▶

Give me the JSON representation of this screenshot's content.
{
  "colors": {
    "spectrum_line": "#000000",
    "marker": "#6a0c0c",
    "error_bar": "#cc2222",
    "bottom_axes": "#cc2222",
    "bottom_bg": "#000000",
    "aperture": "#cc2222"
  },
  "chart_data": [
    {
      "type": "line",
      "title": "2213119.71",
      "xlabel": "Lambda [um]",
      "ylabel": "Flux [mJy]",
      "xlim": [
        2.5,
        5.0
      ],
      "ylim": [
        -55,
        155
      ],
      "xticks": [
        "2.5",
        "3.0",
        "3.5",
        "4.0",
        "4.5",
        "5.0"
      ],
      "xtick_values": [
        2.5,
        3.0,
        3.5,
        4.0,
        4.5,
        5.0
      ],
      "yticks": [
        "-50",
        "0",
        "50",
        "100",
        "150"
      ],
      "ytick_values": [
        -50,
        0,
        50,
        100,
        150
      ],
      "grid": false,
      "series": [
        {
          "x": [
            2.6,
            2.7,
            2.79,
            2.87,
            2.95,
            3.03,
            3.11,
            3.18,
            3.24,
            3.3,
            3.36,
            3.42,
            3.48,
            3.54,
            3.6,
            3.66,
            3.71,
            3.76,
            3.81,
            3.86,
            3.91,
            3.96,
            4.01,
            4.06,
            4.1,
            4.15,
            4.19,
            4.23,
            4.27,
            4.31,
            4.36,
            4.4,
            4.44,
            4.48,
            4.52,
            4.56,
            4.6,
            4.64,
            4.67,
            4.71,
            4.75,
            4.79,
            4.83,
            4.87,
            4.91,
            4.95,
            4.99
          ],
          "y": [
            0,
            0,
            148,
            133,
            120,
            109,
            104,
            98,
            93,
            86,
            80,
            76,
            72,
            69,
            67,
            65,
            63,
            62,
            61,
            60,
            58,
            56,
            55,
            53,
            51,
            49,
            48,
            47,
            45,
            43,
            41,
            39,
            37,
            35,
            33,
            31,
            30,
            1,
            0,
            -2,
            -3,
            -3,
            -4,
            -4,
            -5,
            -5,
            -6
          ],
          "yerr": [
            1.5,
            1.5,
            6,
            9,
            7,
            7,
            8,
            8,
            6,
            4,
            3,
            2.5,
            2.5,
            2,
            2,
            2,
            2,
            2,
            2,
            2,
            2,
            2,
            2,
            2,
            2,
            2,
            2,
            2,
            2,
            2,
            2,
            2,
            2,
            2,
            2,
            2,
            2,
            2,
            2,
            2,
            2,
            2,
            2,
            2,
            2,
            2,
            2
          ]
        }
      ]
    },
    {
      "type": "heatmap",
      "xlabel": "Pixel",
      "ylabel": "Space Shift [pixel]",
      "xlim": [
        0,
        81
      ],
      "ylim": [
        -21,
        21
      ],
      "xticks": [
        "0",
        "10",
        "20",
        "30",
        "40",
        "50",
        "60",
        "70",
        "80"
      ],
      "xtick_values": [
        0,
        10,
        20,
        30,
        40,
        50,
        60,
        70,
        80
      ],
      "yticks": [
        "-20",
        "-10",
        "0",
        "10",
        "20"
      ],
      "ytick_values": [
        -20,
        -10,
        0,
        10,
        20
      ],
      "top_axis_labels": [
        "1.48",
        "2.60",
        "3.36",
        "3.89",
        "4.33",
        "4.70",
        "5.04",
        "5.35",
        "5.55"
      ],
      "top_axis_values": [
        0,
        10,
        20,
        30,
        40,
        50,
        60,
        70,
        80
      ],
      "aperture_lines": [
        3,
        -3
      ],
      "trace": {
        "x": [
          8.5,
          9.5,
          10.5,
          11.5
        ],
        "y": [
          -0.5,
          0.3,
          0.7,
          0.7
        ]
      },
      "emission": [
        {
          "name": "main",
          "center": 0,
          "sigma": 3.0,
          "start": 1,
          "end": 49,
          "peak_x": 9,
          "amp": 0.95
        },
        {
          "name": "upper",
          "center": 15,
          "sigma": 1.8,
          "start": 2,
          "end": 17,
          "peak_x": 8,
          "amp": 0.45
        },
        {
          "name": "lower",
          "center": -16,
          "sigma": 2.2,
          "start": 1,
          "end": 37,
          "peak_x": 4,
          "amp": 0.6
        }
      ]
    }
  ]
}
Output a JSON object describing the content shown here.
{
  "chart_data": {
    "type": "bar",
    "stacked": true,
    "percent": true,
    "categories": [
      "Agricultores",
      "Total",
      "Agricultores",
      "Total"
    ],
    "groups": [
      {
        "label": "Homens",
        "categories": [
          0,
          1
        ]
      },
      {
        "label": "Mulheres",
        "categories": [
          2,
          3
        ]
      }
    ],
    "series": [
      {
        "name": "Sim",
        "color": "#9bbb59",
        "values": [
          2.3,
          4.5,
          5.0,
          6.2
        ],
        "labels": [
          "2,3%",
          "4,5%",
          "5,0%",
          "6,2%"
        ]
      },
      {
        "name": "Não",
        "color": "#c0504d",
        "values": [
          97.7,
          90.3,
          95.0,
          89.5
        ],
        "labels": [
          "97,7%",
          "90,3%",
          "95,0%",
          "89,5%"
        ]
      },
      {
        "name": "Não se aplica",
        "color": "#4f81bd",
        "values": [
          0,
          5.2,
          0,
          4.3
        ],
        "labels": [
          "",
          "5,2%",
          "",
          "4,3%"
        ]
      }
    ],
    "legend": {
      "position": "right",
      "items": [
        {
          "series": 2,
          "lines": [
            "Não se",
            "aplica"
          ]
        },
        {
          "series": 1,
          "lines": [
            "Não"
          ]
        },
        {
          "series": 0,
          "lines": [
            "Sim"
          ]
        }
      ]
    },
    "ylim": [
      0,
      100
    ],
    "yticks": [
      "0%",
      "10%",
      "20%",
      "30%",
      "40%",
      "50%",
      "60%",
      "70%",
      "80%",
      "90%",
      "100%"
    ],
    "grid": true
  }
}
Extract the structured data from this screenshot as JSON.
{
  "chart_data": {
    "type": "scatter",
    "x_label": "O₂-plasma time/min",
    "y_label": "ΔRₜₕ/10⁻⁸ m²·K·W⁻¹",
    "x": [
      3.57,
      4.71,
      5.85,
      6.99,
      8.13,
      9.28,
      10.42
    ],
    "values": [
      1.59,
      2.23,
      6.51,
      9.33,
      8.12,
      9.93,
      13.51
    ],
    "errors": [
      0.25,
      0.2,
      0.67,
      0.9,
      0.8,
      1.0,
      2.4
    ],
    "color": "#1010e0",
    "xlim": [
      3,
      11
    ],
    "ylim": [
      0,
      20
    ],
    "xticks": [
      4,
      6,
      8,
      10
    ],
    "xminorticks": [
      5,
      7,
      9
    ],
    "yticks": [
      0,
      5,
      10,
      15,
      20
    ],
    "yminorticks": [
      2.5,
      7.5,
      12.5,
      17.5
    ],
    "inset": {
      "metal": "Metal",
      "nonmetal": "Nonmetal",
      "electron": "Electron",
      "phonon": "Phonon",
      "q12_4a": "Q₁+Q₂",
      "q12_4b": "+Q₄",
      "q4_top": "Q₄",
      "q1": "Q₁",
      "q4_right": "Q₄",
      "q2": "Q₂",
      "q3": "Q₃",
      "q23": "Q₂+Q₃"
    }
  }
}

◀

### Exercise instructions
Include both ends. Return the line holding "Extract the structured" and all lines after it in the records above, exactly as written.

### Task result
Extract the structured data from this screenshot as JSON.
{
  "chart_data": {
    "type": "scatter",
    "x_label": "O₂-plasma time/min",
    "y_label": "ΔRₜₕ/10⁻⁸ m²·K·W⁻¹",
    "x": [
      3.57,
      4.71,
      5.85,
      6.99,
      8.13,
      9.28,
      10.42
    ],
    "values": [
      1.59,
      2.23,
      6.51,
      9.33,
      8.12,
      9.93,
      13.51
    ],
    "errors": [
      0.25,
      0.2,
      0.67,
      0.9,
      0.8,
      1.0,
      2.4
    ],
    "color": "#1010e0",
    "xlim": [
      3,
      11
    ],
    "ylim": [
      0,
      20
    ],
    "xticks": [
      4,
      6,
      8,
      10
    ],
    "xminorticks": [
      5,
      7,
      9
    ],
    "yticks": [
      0,
      5,
      10,
      15,
      20
    ],
    "yminorticks": [
      2.5,
      7.5,
      12.5,
      17.5
    ],
    "inset": {
      "metal": "Metal",
      "nonmetal": "Nonmetal",
      "electron": "Electron",
      "phonon": "Phonon",
      "q12_4a": "Q₁+Q₂",
      "q12_4b": "+Q₄",
      "q4_top": "Q₄",
      "q1": "Q₁",
      "q4_right": "Q₄",
      "q2": "Q₂",
      "q3": "Q₃",
      "q23": "Q₂+Q₃"
    }
  }
}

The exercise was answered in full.